### WORK INSTRUCTIONS
Rewrite every line of the material below, replacing "y-tick-mark" with "y-axis-tick" and keeping everything else the same. Omit the pictures.

.....

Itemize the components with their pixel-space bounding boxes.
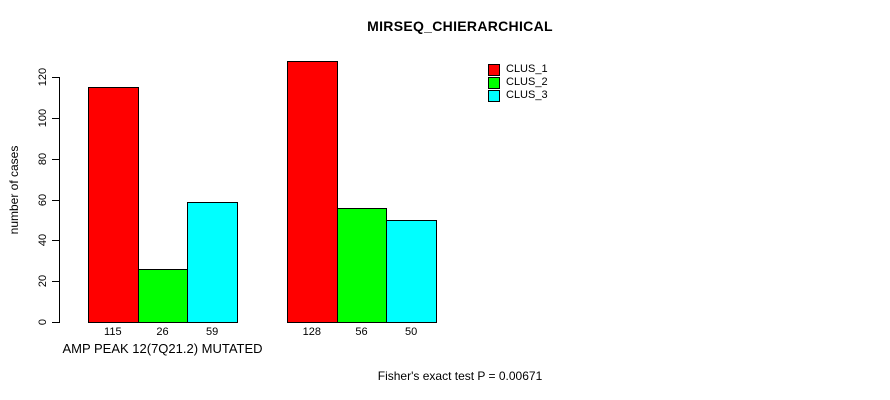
y-tick-mark — [52, 77, 59, 79]
bar-CLUS_2-group2 — [336, 207, 388, 323]
bar-value-label: 128 — [302, 326, 321, 338]
y-tick-label: 120 — [37, 68, 49, 87]
bar-value-label: 59 — [206, 326, 219, 338]
y-tick-mark — [52, 118, 59, 119]
x-group-label: AMP PEAK 12(7Q21.2) MUTATED — [62, 341, 263, 356]
y-tick-mark — [52, 322, 59, 323]
y-tick-label: 40 — [37, 234, 49, 247]
legend-label: CLUS_3 — [506, 89, 548, 101]
legend-swatch-icon — [488, 89, 500, 102]
bar-CLUS_3-group2 — [386, 220, 437, 323]
bar-value-label: 26 — [156, 326, 169, 338]
bar-value-label: 50 — [405, 326, 418, 338]
y-tick-mark — [52, 199, 59, 201]
legend-row: CLUS_1 — [488, 63, 548, 76]
legend-row: CLUS_3 — [488, 89, 548, 102]
y-tick-label: 60 — [37, 193, 49, 206]
legend-label: CLUS_1 — [506, 63, 548, 75]
y-tick-label: 0 — [37, 318, 49, 326]
y-tick-mark — [52, 281, 59, 283]
legend-label: CLUS_2 — [506, 76, 548, 88]
y-tick-label: 80 — [37, 152, 49, 165]
bar-value-label: 115 — [104, 326, 122, 338]
bar-CLUS_2-group1 — [137, 268, 189, 323]
legend-row: CLUS_2 — [488, 76, 548, 89]
chart-title: MIRSEQ_CHIERARCHICAL — [367, 18, 553, 34]
y-tick-label: 100 — [37, 108, 49, 128]
bar-CLUS_1-group2 — [287, 60, 338, 323]
bar-CLUS_3-group1 — [187, 201, 238, 323]
y-axis-label: number of cases — [7, 145, 21, 235]
bar-value-label: 56 — [355, 326, 368, 338]
y-tick-mark — [52, 158, 59, 160]
legend: CLUS_1 CLUS_2 CLUS_3 — [488, 63, 548, 102]
legend-swatch-icon — [488, 76, 500, 89]
y-tick-label: 20 — [37, 275, 49, 288]
bar-CLUS_1-group1 — [88, 87, 139, 323]
y-axis-line — [59, 77, 60, 323]
fisher-test-annotation: Fisher's exact test P = 0.00671 — [377, 369, 543, 383]
legend-swatch-icon — [488, 63, 500, 76]
y-tick-mark — [52, 240, 59, 242]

.....

### RESULT OF THE EXERCISE
Itemize the components with their pixel-space bounding boxes.
y-axis-tick — [52, 77, 59, 79]
bar-CLUS_2-group2 — [336, 207, 388, 323]
bar-value-label: 128 — [302, 326, 321, 338]
y-tick-label: 120 — [37, 68, 49, 87]
bar-value-label: 59 — [206, 326, 219, 338]
y-axis-tick — [52, 118, 59, 119]
x-group-label: AMP PEAK 12(7Q21.2) MUTATED — [62, 341, 263, 356]
y-axis-tick — [52, 322, 59, 323]
y-tick-label: 40 — [37, 234, 49, 247]
legend-label: CLUS_3 — [506, 89, 548, 101]
legend-swatch-icon — [488, 89, 500, 102]
bar-CLUS_3-group2 — [386, 220, 437, 323]
bar-value-label: 26 — [156, 326, 169, 338]
bar-value-label: 50 — [405, 326, 418, 338]
y-axis-tick — [52, 199, 59, 201]
legend-row: CLUS_1 — [488, 63, 548, 76]
legend-row: CLUS_3 — [488, 89, 548, 102]
y-tick-label: 60 — [37, 193, 49, 206]
legend-label: CLUS_1 — [506, 63, 548, 75]
y-tick-label: 0 — [37, 318, 49, 326]
y-axis-tick — [52, 281, 59, 283]
legend-label: CLUS_2 — [506, 76, 548, 88]
y-tick-label: 80 — [37, 152, 49, 165]
bar-value-label: 115 — [104, 326, 122, 338]
bar-CLUS_2-group1 — [137, 268, 189, 323]
legend-row: CLUS_2 — [488, 76, 548, 89]
chart-title: MIRSEQ_CHIERARCHICAL — [367, 18, 553, 34]
y-tick-label: 100 — [37, 108, 49, 128]
bar-CLUS_1-group2 — [287, 60, 338, 323]
bar-CLUS_3-group1 — [187, 201, 238, 323]
y-axis-label: number of cases — [7, 145, 21, 235]
bar-value-label: 56 — [355, 326, 368, 338]
y-axis-tick — [52, 158, 59, 160]
legend: CLUS_1 CLUS_2 CLUS_3 — [488, 63, 548, 102]
legend-swatch-icon — [488, 76, 500, 89]
y-tick-label: 20 — [37, 275, 49, 288]
bar-CLUS_1-group1 — [88, 87, 139, 323]
y-axis-line — [59, 77, 60, 323]
fisher-test-annotation: Fisher's exact test P = 0.00671 — [377, 369, 543, 383]
legend-swatch-icon — [488, 63, 500, 76]
y-axis-tick — [52, 240, 59, 242]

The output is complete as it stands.